If the computer is a deterministic classical one, then if the simulated
brain is in a simulated body in a simulated environment which is closed off
from outside input and that also evolves deterministically, then if a copy
is made of the program with the same starting conditions and the copies run
in parallel on two different computers, the behavior (and presumably inner
experiences) of the upload should be the same. But say that after the two
programs have been running in parallel for a while there is a plan to
produce a difference, with a screen inside the simulation flashing blue in
one simulation, yellow in the other simulation. When that happens, the
behavior and experiences of the two copies of the uploaded brain should
diverge somewhat (and probably continue to diverge even more over time,
since sensitive dependence on initial conditions--the 'butterfly
effect'--very likely applies to brain dynamics). If the upload knows in
advance that the experiment will work this way, then before the screen
flashes a color, it would make sense for him to reason as if it's a
probabilistic event, with a 50% chance of the screen showing blue and a 50%
chance of it showing yellow. On the other hand, if he knows that 9 copies
of the program will be shown slightly different (but distinguishable)
shades of blue but only one will be shown a yellow screen, it makes sense
for him to reason as if there is a 9:1 probability he will see a blue
screen, given that after the experiment is complete there will be 9
variants of him that remember a blue screen and only 1 that remembers a
yellow screen. If he has to bet something of value to him on the outcome,
he will assume 50/50 odds of seeing blue in the first type of experiment
and 90/10 odds in the second type of experiment.

According to the many-worlds interpretation we similarly have a huge number
of parallel copies diverging from any given initial state of our memories,
and so a many-worlds advocate will naturally interpret the apparently
probabilistic nature of quantum physics in the same sort of way, as a kind
of first-person indeterminacy that does not conflict with the perfectly
deterministic evolution of the universal wavefunction (similarly in my
above example of first-person indeterminacy, the master program that
assigns different colors to the screens in different parallel simulations
of the upload and his environment can also be entirely deterministic). See
http://www.preposterousuniverse.com/blog/2014/07/24/why-probability-in-quantum-mechanics-is-given-by-the-wave-function-squared/
for a nice discussion of a result on how in the many-worlds interpretation,
assuming a "principle of indifference" about which branch you're on can be
used to derive correct probabilities that match those given by the Born
rule.

So the copies in the toy model are just simulating this aspect of the
many-worlds interpretation. Again, to help make the locality more apparent,
assume we have several physically distinct computers, each of which is
*only* simulating copies of one particular observer at a fixed location in
space, and the computers aren't allowed to communicate with each other any
faster than should be permitted by the locality assumption. This could be
made even more concrete by putting the different computers at spatial
separations that match the separations the experimenters are supposed to
have in the simulated universe--if two experimenters, Alice and Bob, are
supposed to be 20 light-seconds apart, then we have a computer simulating
copies of Alice that's actually 20 light-seconds apart from a computer
simulating copies of Bob, and the computers can exchange information via
light signals.
==========
SET EXERCISE A: From the entries, reproduce the lines starting with the line containing "List UI elements" up to and including the line containing "sender-name[interactable]: 张校长13512560363 — [206, 651, 366, 675]".
The entries that follow the passage are unrelated to it.

LISTED RECORDS:
==========
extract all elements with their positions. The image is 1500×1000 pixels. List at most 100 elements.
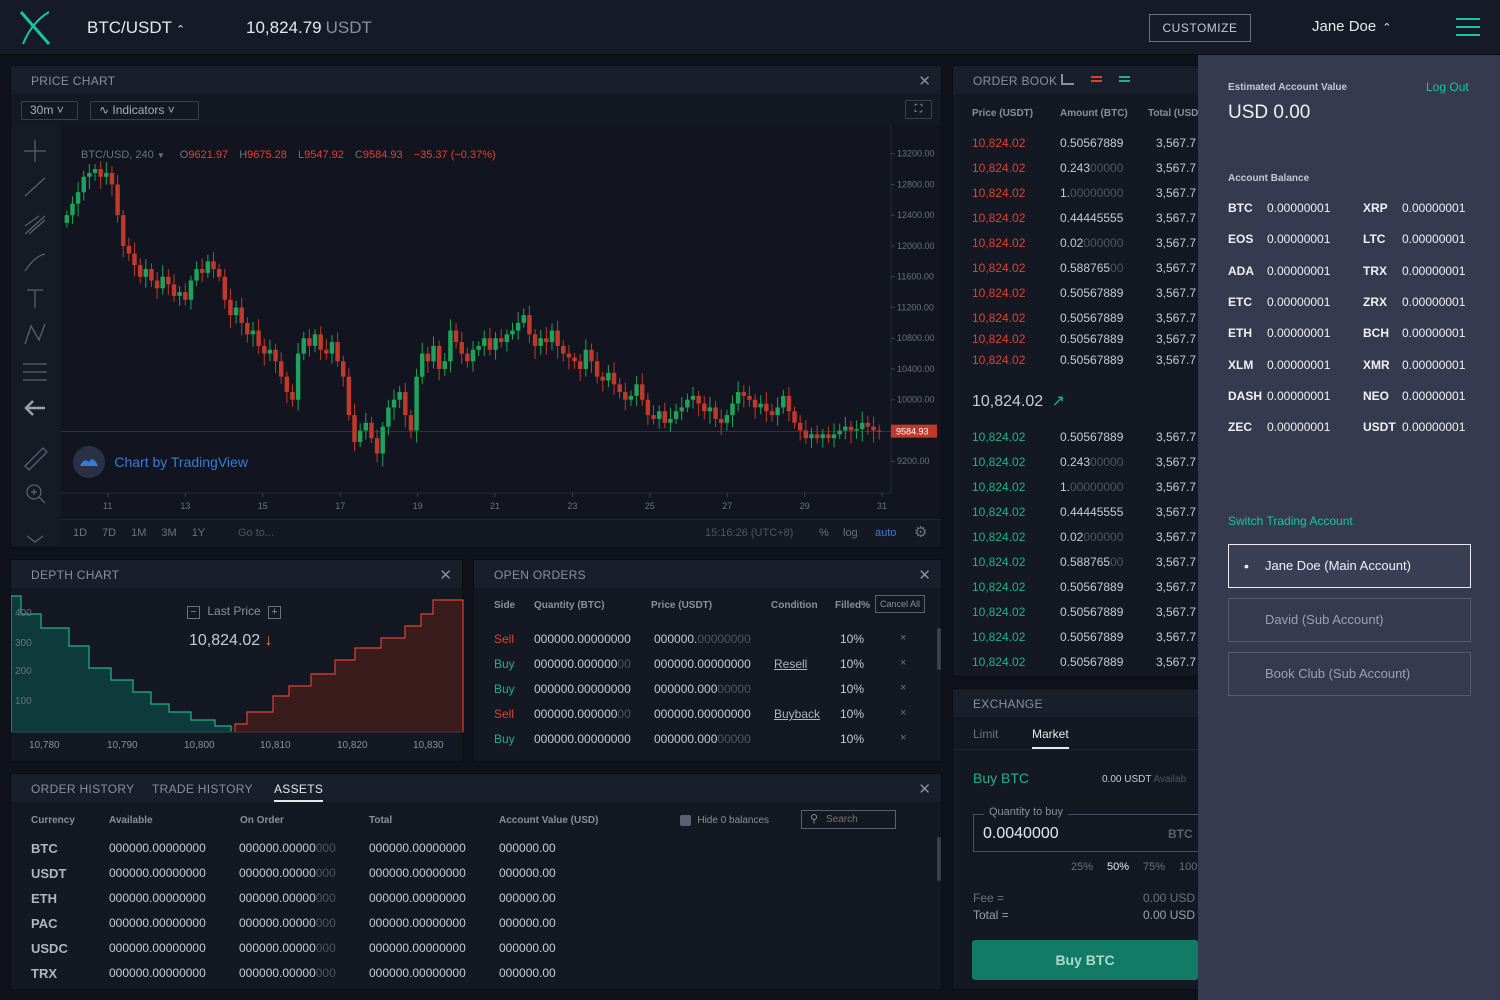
==========
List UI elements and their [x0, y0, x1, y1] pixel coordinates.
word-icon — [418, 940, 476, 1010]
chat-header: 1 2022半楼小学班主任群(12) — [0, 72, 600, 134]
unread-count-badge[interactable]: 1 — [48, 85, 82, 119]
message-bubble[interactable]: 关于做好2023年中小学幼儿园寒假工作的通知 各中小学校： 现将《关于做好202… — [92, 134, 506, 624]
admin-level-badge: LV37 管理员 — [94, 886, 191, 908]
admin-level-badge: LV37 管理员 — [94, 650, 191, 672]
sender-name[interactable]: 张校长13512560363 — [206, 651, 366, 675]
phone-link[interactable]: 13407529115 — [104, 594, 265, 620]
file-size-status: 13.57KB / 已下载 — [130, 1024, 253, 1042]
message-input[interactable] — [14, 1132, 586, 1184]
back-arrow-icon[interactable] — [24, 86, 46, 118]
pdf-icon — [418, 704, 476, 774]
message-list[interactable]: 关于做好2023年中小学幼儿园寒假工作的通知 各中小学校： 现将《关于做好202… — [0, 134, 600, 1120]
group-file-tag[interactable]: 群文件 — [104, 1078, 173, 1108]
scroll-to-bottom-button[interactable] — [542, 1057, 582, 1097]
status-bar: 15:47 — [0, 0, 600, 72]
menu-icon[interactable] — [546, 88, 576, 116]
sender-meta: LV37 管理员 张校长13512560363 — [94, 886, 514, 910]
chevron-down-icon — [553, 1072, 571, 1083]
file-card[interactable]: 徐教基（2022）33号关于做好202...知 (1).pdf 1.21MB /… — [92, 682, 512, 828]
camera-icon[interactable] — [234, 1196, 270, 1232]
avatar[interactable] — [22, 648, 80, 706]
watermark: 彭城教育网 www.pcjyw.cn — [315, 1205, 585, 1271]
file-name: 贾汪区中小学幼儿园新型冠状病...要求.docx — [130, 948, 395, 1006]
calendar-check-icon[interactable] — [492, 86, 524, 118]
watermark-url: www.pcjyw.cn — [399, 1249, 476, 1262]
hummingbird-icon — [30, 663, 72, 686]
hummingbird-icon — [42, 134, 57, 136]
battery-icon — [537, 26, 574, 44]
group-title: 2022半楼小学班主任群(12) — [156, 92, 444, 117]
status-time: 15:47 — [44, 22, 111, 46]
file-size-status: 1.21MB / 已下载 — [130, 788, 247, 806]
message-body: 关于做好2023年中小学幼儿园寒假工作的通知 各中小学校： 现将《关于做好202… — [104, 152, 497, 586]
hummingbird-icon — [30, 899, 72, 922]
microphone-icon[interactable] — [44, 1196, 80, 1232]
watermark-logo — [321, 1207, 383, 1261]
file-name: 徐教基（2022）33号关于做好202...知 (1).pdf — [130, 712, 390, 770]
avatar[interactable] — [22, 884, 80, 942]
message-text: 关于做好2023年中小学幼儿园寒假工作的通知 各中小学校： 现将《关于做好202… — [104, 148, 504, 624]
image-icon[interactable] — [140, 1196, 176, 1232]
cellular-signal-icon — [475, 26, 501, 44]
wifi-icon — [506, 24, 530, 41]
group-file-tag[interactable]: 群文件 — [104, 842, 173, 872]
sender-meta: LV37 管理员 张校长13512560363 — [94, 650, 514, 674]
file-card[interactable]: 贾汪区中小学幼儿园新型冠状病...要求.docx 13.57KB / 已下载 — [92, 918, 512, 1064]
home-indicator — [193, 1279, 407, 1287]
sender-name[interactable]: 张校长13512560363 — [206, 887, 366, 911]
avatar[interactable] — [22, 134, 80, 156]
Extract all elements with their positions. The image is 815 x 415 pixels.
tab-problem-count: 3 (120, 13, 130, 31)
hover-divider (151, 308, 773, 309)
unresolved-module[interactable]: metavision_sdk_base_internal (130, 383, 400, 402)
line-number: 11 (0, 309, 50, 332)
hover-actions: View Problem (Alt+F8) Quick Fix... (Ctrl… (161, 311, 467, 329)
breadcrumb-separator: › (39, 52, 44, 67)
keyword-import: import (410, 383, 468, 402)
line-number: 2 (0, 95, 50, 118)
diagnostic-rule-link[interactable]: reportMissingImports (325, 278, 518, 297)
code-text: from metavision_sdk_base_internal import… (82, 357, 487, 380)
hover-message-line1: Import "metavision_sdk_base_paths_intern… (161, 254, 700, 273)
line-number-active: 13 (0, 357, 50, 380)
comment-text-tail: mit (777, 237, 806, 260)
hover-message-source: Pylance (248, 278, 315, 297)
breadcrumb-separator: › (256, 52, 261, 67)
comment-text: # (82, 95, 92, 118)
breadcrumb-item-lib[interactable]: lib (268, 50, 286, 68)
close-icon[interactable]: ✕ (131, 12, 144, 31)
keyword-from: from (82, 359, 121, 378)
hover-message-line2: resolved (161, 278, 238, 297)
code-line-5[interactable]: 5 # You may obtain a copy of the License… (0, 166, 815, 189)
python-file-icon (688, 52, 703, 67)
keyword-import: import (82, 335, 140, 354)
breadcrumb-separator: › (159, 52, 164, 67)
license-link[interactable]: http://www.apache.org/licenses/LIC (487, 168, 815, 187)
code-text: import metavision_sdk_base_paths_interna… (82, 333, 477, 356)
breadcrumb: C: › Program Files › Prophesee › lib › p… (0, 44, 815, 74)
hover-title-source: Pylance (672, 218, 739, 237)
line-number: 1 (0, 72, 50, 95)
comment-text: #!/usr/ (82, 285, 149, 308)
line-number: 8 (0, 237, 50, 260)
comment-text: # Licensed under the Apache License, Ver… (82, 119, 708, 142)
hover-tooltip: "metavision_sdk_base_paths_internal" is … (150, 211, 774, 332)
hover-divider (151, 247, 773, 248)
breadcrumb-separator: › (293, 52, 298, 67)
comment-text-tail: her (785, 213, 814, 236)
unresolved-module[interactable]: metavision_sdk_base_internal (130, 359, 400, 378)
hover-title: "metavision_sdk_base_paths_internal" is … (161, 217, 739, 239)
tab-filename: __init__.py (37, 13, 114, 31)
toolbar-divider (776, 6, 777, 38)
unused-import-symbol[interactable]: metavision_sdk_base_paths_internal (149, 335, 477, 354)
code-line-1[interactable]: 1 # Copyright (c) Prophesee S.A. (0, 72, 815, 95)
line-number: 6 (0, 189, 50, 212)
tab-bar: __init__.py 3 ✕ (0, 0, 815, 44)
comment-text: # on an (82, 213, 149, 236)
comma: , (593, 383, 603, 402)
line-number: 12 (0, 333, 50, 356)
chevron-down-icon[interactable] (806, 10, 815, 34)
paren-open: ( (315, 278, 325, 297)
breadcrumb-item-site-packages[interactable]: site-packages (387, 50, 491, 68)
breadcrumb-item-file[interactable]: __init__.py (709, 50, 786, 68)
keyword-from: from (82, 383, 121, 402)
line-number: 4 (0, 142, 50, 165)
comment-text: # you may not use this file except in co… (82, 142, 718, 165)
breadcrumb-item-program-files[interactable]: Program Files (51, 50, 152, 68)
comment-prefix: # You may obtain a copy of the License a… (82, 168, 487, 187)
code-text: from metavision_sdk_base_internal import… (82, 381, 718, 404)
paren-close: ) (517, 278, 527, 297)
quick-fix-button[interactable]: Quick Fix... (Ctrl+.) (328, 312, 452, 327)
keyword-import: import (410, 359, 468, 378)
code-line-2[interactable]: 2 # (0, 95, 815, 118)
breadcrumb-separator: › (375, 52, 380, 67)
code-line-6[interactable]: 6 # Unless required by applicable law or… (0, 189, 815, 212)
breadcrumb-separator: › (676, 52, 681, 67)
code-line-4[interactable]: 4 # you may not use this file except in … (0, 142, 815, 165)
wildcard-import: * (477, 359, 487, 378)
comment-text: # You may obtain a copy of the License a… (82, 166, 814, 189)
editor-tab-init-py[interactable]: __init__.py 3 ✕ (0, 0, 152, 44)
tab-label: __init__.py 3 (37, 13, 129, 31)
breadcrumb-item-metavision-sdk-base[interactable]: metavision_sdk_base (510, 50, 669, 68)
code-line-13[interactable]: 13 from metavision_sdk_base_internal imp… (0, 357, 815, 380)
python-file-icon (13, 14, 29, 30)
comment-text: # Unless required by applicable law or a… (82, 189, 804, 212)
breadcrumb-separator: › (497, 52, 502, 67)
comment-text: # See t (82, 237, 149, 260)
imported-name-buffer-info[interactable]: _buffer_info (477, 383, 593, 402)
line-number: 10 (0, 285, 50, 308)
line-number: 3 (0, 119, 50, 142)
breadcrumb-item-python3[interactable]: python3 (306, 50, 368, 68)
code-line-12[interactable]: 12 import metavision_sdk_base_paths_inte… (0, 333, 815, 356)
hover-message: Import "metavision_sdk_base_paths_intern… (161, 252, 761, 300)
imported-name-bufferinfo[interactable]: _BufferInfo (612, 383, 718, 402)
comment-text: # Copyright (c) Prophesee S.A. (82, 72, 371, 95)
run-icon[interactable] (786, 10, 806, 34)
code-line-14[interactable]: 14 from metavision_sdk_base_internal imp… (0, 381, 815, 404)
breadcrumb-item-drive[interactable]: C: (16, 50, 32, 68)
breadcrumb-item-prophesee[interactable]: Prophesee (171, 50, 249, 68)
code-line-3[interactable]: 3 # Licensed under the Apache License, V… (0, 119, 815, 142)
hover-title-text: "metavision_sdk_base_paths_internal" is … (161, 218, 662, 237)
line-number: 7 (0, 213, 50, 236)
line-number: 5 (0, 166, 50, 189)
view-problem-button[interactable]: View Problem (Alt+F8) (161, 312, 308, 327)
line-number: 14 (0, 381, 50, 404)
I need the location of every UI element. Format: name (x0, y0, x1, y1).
==========
SET EXERCISE B: Continue the passage on simulated copies and the many-worlds interpretation, picking up after its last sentence.

EXPECTED ANSWER A:
List UI elements and their [x0, y0, x1, y1] pixel coordinates.
word-icon — [418, 940, 476, 1010]
chat-header: 1 2022半楼小学班主任群(12) — [0, 72, 600, 134]
unread-count-badge[interactable]: 1 — [48, 85, 82, 119]
message-bubble[interactable]: 关于做好2023年中小学幼儿园寒假工作的通知 各中小学校： 现将《关于做好202… — [92, 134, 506, 624]
admin-level-badge: LV37 管理员 — [94, 886, 191, 908]
admin-level-badge: LV37 管理员 — [94, 650, 191, 672]
sender-name[interactable]: 张校长13512560363 — [206, 651, 366, 675]

EXPECTED ANSWER B:
If Alice is supposed to measure her entangled particle at a particular
time, the computer has all the copies of Alice make that measurement at the
same time, but some copies get one result and some copies get a different
result (as with the blue screen/yellow screen example). Likewise with Bob.
And the computer simulating Alice has no information about what detector
setting Bob used, likewise the computer simulating Alice has no information
about what detector setting Alice used--the computers simulating Alice has
to assign the number of copies that see each possible result without any
foreknowledge of what happened with Bob, and vice versa. If Bob is
scheduled to transmit his result to Alice at a particular time, then the
computer simulating Bob actually sends a package of messages from the
different copies of Bob, this message traveling to the computer simulating
Alice at the speed of light. When the computer simulating Alice receives
the package of messages, it has to match messages from copies of Bob to
copies of Alice in a one-to-one way, for example however many copies of Bob
transmitted the message "I used detector setting #2 and got result +", the
same number of copies of Alice must receive that message.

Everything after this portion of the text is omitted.